_STATED TASK_
Leave out the pictures and transcribe everything else exactly.

_PROVIDED INFORMATION_
·····
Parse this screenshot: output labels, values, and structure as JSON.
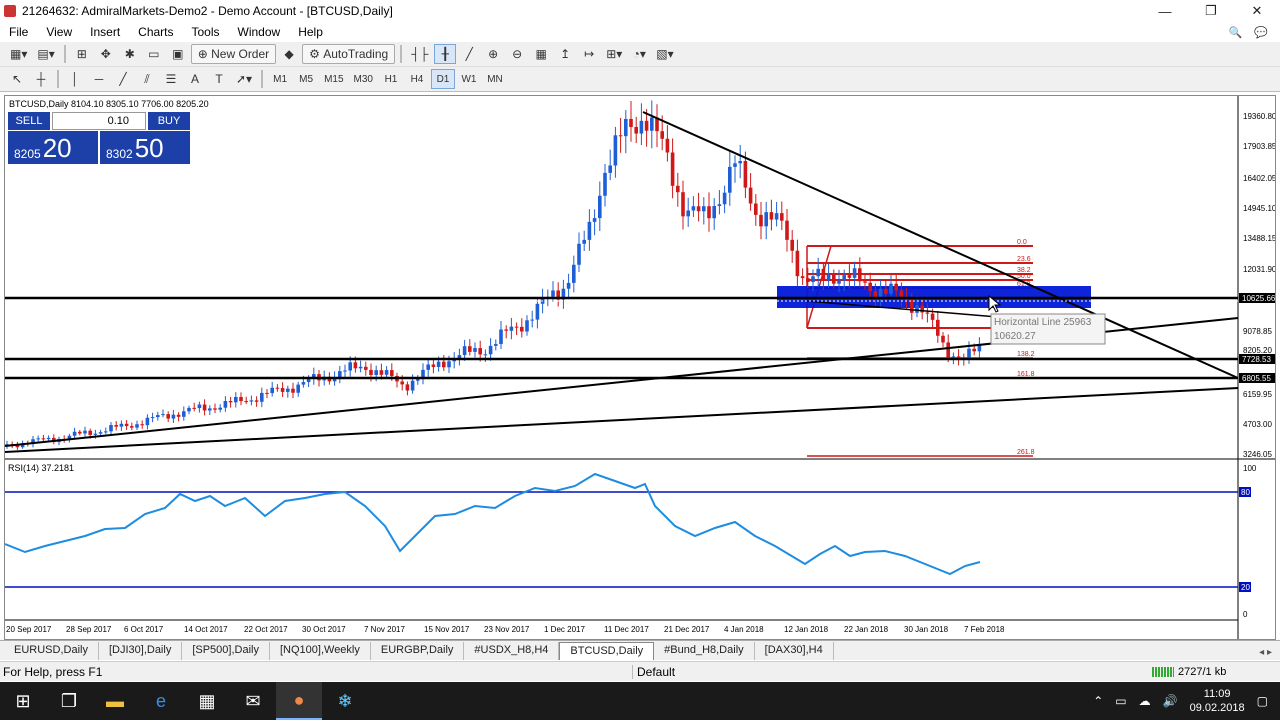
{
  "window": {
    "title": "21264632: AdmiralMarkets-Demo2 - Demo Account - [BTCUSD,Daily]",
    "min": "—",
    "max": "❐",
    "close": "✕"
  },
  "menu": [
    "File",
    "View",
    "Insert",
    "Charts",
    "Tools",
    "Window",
    "Help"
  ],
  "toolbar": {
    "new_order": "New Order",
    "autotrading": "AutoTrading",
    "timeframes": [
      "M1",
      "M5",
      "M15",
      "M30",
      "H1",
      "H4",
      "D1",
      "W1",
      "MN"
    ],
    "active_timeframe": "D1"
  },
  "chart": {
    "header": "BTCUSD,Daily  8104.10 8305.10 7706.00 8205.20",
    "price_scale": [
      "19360.80",
      "17903.85",
      "16402.05",
      "14945.10",
      "13488.15",
      "12031.90",
      "10625.66",
      "9078.85",
      "8205.20",
      "7728.53",
      "6805.55",
      "6159.95",
      "4703.00",
      "3246.05"
    ],
    "date_scale": [
      "20 Sep 2017",
      "28 Sep 2017",
      "6 Oct 2017",
      "14 Oct 2017",
      "22 Oct 2017",
      "30 Oct 2017",
      "7 Nov 2017",
      "15 Nov 2017",
      "23 Nov 2017",
      "1 Dec 2017",
      "11 Dec 2017",
      "21 Dec 2017",
      "4 Jan 2018",
      "12 Jan 2018",
      "22 Jan 2018",
      "30 Jan 2018",
      "7 Feb 2018"
    ],
    "fib_levels": [
      "0.0",
      "23.6",
      "38.2",
      "50.0",
      "61.8",
      "100.0",
      "138.2",
      "161.8",
      "261.8"
    ],
    "tooltip_name": "Horizontal Line 25963",
    "tooltip_value": "10620.27",
    "price_labels": {
      "h1": "10625.66",
      "h2": "7728.53",
      "h3": "6805.55",
      "bid": "8205.20"
    },
    "rsi_label": "RSI(14) 37.2181",
    "rsi_scale": [
      "100",
      "80",
      "20",
      "0"
    ],
    "colors": {
      "bull": "#1f5fd6",
      "bear": "#d01818",
      "fib": "#d01818",
      "zone": "#0018d8",
      "rsi": "#1e8ce0"
    }
  },
  "one_click": {
    "sell_label": "SELL",
    "buy_label": "BUY",
    "volume": "0.10",
    "sell_small": "8205",
    "sell_big": "20",
    "buy_small": "8302",
    "buy_big": "50"
  },
  "tabs": [
    "EURUSD,Daily",
    "[DJI30],Daily",
    "[SP500],Daily",
    "[NQ100],Weekly",
    "EURGBP,Daily",
    "#USDX_H8,H4",
    "BTCUSD,Daily",
    "#Bund_H8,Daily",
    "[DAX30],H4"
  ],
  "active_tab": "BTCUSD,Daily",
  "status": {
    "help": "For Help, press F1",
    "profile": "Default",
    "traffic": "2727/1 kb"
  },
  "taskbar": {
    "time": "11:09",
    "date": "09.02.2018"
  }
}
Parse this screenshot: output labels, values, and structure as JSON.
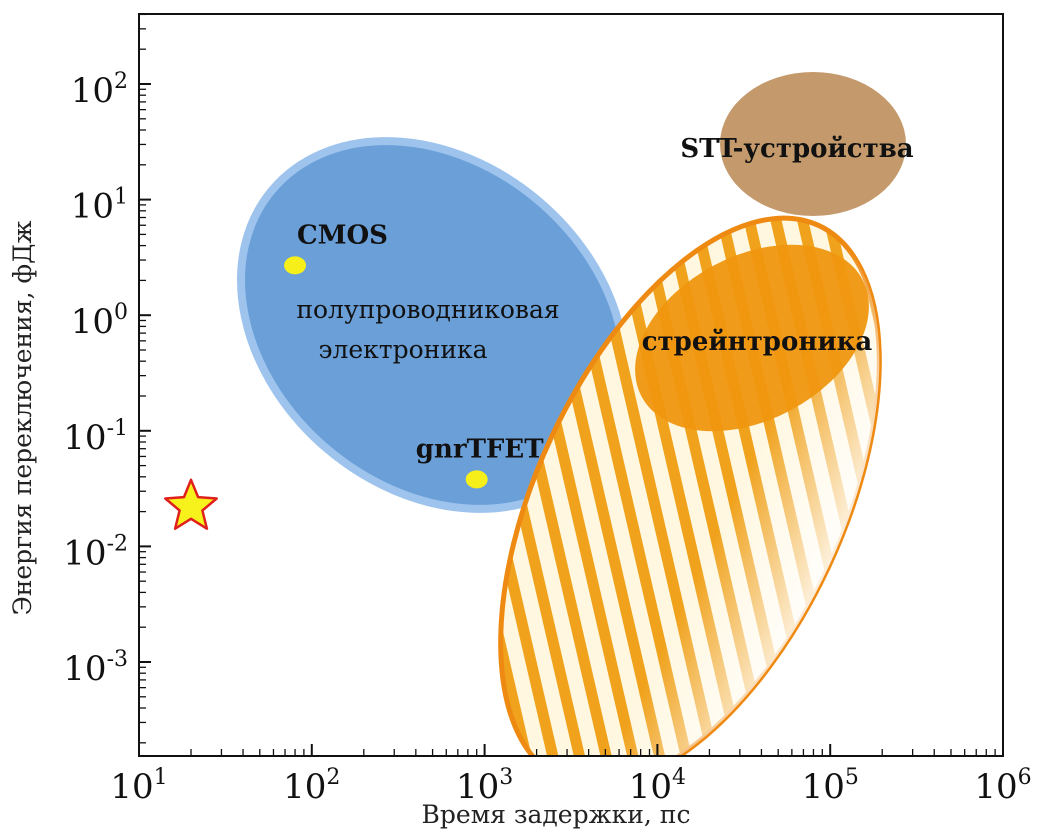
·····
_EXERCISE ANSWER_
Parse this screenshot: output labels, values, and structure as JSON.
{
  "window": {
    "title": "21264632: AdmiralMarkets-Demo2 - Demo Account - [BTCUSD,Daily]",
    "min": "—",
    "max": "❐",
    "close": "✕"
  },
  "menu": [
    "File",
    "View",
    "Insert",
    "Charts",
    "Tools",
    "Window",
    "Help"
  ],
  "toolbar": {
    "new_order": "New Order",
    "autotrading": "AutoTrading",
    "timeframes": [
      "M1",
      "M5",
      "M15",
      "M30",
      "H1",
      "H4",
      "D1",
      "W1",
      "MN"
    ],
    "active_timeframe": "D1"
  },
  "chart": {
    "header": "BTCUSD,Daily  8104.10 8305.10 7706.00 8205.20",
    "price_scale": [
      "19360.80",
      "17903.85",
      "16402.05",
      "14945.10",
      "13488.15",
      "12031.90",
      "10625.66",
      "9078.85",
      "8205.20",
      "7728.53",
      "6805.55",
      "6159.95",
      "4703.00",
      "3246.05"
    ],
    "date_scale": [
      "20 Sep 2017",
      "28 Sep 2017",
      "6 Oct 2017",
      "14 Oct 2017",
      "22 Oct 2017",
      "30 Oct 2017",
      "7 Nov 2017",
      "15 Nov 2017",
      "23 Nov 2017",
      "1 Dec 2017",
      "11 Dec 2017",
      "21 Dec 2017",
      "4 Jan 2018",
      "12 Jan 2018",
      "22 Jan 2018",
      "30 Jan 2018",
      "7 Feb 2018"
    ],
    "fib_levels": [
      "0.0",
      "23.6",
      "38.2",
      "50.0",
      "61.8",
      "100.0",
      "138.2",
      "161.8",
      "261.8"
    ],
    "tooltip_name": "Horizontal Line 25963",
    "tooltip_value": "10620.27",
    "price_labels": {
      "h1": "10625.66",
      "h2": "7728.53",
      "h3": "6805.55",
      "bid": "8205.20"
    },
    "rsi_label": "RSI(14) 37.2181",
    "rsi_scale": [
      "100",
      "80",
      "20",
      "0"
    ],
    "colors": {
      "bull": "#1f5fd6",
      "bear": "#d01818",
      "fib": "#d01818",
      "zone": "#0018d8",
      "rsi": "#1e8ce0"
    }
  },
  "one_click": {
    "sell_label": "SELL",
    "buy_label": "BUY",
    "volume": "0.10",
    "sell_small": "8205",
    "sell_big": "20",
    "buy_small": "8302",
    "buy_big": "50"
  },
  "tabs": [
    "EURUSD,Daily",
    "[DJI30],Daily",
    "[SP500],Daily",
    "[NQ100],Weekly",
    "EURGBP,Daily",
    "#USDX_H8,H4",
    "BTCUSD,Daily",
    "#Bund_H8,Daily",
    "[DAX30],H4"
  ],
  "active_tab": "BTCUSD,Daily",
  "status": {
    "help": "For Help, press F1",
    "profile": "Default",
    "traffic": "2727/1 kb"
  },
  "taskbar": {
    "time": "11:09",
    "date": "09.02.2018"
  }
}
Parse this screenshot: output labels, values, and structure as JSON.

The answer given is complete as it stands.